>> Begin GIVEN DATA

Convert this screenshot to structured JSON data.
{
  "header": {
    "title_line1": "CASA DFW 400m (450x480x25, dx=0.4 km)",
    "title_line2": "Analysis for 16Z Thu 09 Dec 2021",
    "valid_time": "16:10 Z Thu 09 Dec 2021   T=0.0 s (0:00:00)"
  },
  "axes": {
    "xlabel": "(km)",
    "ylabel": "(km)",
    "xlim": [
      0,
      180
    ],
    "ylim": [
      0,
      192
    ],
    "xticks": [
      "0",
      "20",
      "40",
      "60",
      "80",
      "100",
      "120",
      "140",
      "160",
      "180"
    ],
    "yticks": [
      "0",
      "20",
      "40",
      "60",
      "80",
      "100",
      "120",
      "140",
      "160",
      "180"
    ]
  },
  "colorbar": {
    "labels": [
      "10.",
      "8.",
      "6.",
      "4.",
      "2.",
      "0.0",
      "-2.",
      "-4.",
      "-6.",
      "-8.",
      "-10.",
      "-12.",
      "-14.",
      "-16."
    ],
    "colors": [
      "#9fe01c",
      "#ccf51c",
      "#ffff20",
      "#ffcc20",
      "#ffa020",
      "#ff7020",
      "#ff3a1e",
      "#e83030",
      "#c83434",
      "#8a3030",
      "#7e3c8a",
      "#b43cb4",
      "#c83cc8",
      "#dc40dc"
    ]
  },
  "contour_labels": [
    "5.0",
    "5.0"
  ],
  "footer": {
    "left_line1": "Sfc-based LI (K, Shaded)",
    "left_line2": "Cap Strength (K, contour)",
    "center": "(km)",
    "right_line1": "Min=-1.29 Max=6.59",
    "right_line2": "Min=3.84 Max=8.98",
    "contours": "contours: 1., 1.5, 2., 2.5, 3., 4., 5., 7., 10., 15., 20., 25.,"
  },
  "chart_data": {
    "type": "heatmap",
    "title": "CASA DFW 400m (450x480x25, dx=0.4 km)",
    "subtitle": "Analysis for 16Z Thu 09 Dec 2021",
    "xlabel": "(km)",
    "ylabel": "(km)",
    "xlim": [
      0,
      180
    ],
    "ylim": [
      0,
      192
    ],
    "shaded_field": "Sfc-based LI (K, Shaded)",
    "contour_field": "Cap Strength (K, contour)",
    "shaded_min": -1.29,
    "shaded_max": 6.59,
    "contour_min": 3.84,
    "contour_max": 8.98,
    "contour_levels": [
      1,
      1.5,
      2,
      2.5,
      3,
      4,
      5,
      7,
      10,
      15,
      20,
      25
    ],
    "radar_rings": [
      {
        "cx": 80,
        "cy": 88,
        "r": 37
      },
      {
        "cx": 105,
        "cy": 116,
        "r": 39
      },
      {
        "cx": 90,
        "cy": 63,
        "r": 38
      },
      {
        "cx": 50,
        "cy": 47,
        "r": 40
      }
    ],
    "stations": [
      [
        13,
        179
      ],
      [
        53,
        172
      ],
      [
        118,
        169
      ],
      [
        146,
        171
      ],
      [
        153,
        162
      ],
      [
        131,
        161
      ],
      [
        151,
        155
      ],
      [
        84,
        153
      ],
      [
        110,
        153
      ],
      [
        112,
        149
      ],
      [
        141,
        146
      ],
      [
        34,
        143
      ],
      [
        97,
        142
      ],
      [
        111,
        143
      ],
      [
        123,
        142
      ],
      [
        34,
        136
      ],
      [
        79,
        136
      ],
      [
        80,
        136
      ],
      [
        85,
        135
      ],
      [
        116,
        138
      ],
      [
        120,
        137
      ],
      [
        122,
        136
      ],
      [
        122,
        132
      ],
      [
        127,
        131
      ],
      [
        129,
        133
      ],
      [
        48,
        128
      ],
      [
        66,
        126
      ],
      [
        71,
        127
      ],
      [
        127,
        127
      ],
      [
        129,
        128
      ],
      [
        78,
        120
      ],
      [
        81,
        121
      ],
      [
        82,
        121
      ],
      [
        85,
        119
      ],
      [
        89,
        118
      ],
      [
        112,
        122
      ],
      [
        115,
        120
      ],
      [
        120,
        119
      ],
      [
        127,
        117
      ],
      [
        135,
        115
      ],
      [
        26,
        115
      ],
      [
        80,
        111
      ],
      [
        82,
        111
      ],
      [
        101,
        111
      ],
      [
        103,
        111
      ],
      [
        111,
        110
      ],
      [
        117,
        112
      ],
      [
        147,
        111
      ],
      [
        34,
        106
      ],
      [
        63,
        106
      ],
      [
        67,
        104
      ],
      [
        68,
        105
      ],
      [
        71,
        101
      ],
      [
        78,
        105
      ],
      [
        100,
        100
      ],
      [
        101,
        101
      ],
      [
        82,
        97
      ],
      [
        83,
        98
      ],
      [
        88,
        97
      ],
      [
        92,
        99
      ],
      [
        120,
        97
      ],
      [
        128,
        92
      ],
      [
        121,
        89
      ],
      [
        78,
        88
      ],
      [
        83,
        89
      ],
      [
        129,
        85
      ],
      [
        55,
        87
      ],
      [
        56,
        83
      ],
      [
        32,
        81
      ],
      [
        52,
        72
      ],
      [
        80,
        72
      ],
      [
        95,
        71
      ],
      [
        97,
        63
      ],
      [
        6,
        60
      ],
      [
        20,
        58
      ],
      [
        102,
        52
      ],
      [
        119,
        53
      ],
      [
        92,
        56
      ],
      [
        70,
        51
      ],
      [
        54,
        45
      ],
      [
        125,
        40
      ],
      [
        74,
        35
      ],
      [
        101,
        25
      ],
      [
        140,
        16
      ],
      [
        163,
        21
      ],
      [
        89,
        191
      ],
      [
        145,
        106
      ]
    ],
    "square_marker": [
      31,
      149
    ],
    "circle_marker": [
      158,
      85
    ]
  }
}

>> End GIVEN DATA

• _YOUR TASK_
Take the listing above and write it out again exactly.

• _OUTPUT OF THE EXERCISE_
Convert this screenshot to structured JSON data.
{
  "header": {
    "title_line1": "CASA DFW 400m (450x480x25, dx=0.4 km)",
    "title_line2": "Analysis for 16Z Thu 09 Dec 2021",
    "valid_time": "16:10 Z Thu 09 Dec 2021   T=0.0 s (0:00:00)"
  },
  "axes": {
    "xlabel": "(km)",
    "ylabel": "(km)",
    "xlim": [
      0,
      180
    ],
    "ylim": [
      0,
      192
    ],
    "xticks": [
      "0",
      "20",
      "40",
      "60",
      "80",
      "100",
      "120",
      "140",
      "160",
      "180"
    ],
    "yticks": [
      "0",
      "20",
      "40",
      "60",
      "80",
      "100",
      "120",
      "140",
      "160",
      "180"
    ]
  },
  "colorbar": {
    "labels": [
      "10.",
      "8.",
      "6.",
      "4.",
      "2.",
      "0.0",
      "-2.",
      "-4.",
      "-6.",
      "-8.",
      "-10.",
      "-12.",
      "-14.",
      "-16."
    ],
    "colors": [
      "#9fe01c",
      "#ccf51c",
      "#ffff20",
      "#ffcc20",
      "#ffa020",
      "#ff7020",
      "#ff3a1e",
      "#e83030",
      "#c83434",
      "#8a3030",
      "#7e3c8a",
      "#b43cb4",
      "#c83cc8",
      "#dc40dc"
    ]
  },
  "contour_labels": [
    "5.0",
    "5.0"
  ],
  "footer": {
    "left_line1": "Sfc-based LI (K, Shaded)",
    "left_line2": "Cap Strength (K, contour)",
    "center": "(km)",
    "right_line1": "Min=-1.29 Max=6.59",
    "right_line2": "Min=3.84 Max=8.98",
    "contours": "contours: 1., 1.5, 2., 2.5, 3., 4., 5., 7., 10., 15., 20., 25.,"
  },
  "chart_data": {
    "type": "heatmap",
    "title": "CASA DFW 400m (450x480x25, dx=0.4 km)",
    "subtitle": "Analysis for 16Z Thu 09 Dec 2021",
    "xlabel": "(km)",
    "ylabel": "(km)",
    "xlim": [
      0,
      180
    ],
    "ylim": [
      0,
      192
    ],
    "shaded_field": "Sfc-based LI (K, Shaded)",
    "contour_field": "Cap Strength (K, contour)",
    "shaded_min": -1.29,
    "shaded_max": 6.59,
    "contour_min": 3.84,
    "contour_max": 8.98,
    "contour_levels": [
      1,
      1.5,
      2,
      2.5,
      3,
      4,
      5,
      7,
      10,
      15,
      20,
      25
    ],
    "radar_rings": [
      {
        "cx": 80,
        "cy": 88,
        "r": 37
      },
      {
        "cx": 105,
        "cy": 116,
        "r": 39
      },
      {
        "cx": 90,
        "cy": 63,
        "r": 38
      },
      {
        "cx": 50,
        "cy": 47,
        "r": 40
      }
    ],
    "stations": [
      [
        13,
        179
      ],
      [
        53,
        172
      ],
      [
        118,
        169
      ],
      [
        146,
        171
      ],
      [
        153,
        162
      ],
      [
        131,
        161
      ],
      [
        151,
        155
      ],
      [
        84,
        153
      ],
      [
        110,
        153
      ],
      [
        112,
        149
      ],
      [
        141,
        146
      ],
      [
        34,
        143
      ],
      [
        97,
        142
      ],
      [
        111,
        143
      ],
      [
        123,
        142
      ],
      [
        34,
        136
      ],
      [
        79,
        136
      ],
      [
        80,
        136
      ],
      [
        85,
        135
      ],
      [
        116,
        138
      ],
      [
        120,
        137
      ],
      [
        122,
        136
      ],
      [
        122,
        132
      ],
      [
        127,
        131
      ],
      [
        129,
        133
      ],
      [
        48,
        128
      ],
      [
        66,
        126
      ],
      [
        71,
        127
      ],
      [
        127,
        127
      ],
      [
        129,
        128
      ],
      [
        78,
        120
      ],
      [
        81,
        121
      ],
      [
        82,
        121
      ],
      [
        85,
        119
      ],
      [
        89,
        118
      ],
      [
        112,
        122
      ],
      [
        115,
        120
      ],
      [
        120,
        119
      ],
      [
        127,
        117
      ],
      [
        135,
        115
      ],
      [
        26,
        115
      ],
      [
        80,
        111
      ],
      [
        82,
        111
      ],
      [
        101,
        111
      ],
      [
        103,
        111
      ],
      [
        111,
        110
      ],
      [
        117,
        112
      ],
      [
        147,
        111
      ],
      [
        34,
        106
      ],
      [
        63,
        106
      ],
      [
        67,
        104
      ],
      [
        68,
        105
      ],
      [
        71,
        101
      ],
      [
        78,
        105
      ],
      [
        100,
        100
      ],
      [
        101,
        101
      ],
      [
        82,
        97
      ],
      [
        83,
        98
      ],
      [
        88,
        97
      ],
      [
        92,
        99
      ],
      [
        120,
        97
      ],
      [
        128,
        92
      ],
      [
        121,
        89
      ],
      [
        78,
        88
      ],
      [
        83,
        89
      ],
      [
        129,
        85
      ],
      [
        55,
        87
      ],
      [
        56,
        83
      ],
      [
        32,
        81
      ],
      [
        52,
        72
      ],
      [
        80,
        72
      ],
      [
        95,
        71
      ],
      [
        97,
        63
      ],
      [
        6,
        60
      ],
      [
        20,
        58
      ],
      [
        102,
        52
      ],
      [
        119,
        53
      ],
      [
        92,
        56
      ],
      [
        70,
        51
      ],
      [
        54,
        45
      ],
      [
        125,
        40
      ],
      [
        74,
        35
      ],
      [
        101,
        25
      ],
      [
        140,
        16
      ],
      [
        163,
        21
      ],
      [
        89,
        191
      ],
      [
        145,
        106
      ]
    ],
    "square_marker": [
      31,
      149
    ],
    "circle_marker": [
      158,
      85
    ]
  }
}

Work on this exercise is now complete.